— begin Record set —
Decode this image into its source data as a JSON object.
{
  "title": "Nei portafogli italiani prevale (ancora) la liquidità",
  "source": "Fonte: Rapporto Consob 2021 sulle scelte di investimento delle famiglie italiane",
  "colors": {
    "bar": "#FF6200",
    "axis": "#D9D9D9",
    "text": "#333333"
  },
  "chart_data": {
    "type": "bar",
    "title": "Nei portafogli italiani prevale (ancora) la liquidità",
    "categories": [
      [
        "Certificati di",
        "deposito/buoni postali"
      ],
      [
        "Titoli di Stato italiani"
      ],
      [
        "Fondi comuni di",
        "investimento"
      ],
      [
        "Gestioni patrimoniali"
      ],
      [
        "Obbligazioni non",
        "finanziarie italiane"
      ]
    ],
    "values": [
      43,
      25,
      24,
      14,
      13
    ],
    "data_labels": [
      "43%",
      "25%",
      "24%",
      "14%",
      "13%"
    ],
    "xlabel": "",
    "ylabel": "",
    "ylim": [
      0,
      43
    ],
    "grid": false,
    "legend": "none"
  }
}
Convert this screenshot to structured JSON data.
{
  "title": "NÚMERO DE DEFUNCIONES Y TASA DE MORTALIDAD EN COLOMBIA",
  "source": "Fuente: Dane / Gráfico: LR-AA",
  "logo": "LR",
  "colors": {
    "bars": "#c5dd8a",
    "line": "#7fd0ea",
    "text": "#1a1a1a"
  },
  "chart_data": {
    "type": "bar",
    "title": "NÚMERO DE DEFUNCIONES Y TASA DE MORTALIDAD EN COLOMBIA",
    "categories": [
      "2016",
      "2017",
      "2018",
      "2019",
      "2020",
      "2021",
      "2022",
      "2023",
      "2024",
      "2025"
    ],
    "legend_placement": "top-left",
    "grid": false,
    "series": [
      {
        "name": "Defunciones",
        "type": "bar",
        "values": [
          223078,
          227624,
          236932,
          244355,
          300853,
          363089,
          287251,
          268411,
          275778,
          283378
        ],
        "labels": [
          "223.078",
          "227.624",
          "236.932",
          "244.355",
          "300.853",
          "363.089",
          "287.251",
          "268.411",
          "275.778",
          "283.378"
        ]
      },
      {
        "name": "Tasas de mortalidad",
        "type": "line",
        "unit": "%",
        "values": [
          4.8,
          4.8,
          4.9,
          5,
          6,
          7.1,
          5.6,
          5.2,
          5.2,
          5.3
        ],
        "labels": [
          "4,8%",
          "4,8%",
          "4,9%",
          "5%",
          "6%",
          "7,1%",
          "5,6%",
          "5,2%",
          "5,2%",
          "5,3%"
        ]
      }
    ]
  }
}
— end Record set —
* [Directive] Show the lines where the word "COLOMBIA" appears in the entries.

* [Response to this task]
  "title": "NÚMERO DE DEFUNCIONES Y TASA DE MORTALIDAD EN COLOMBIA",
    "title": "NÚMERO DE DEFUNCIONES Y TASA DE MORTALIDAD EN COLOMBIA",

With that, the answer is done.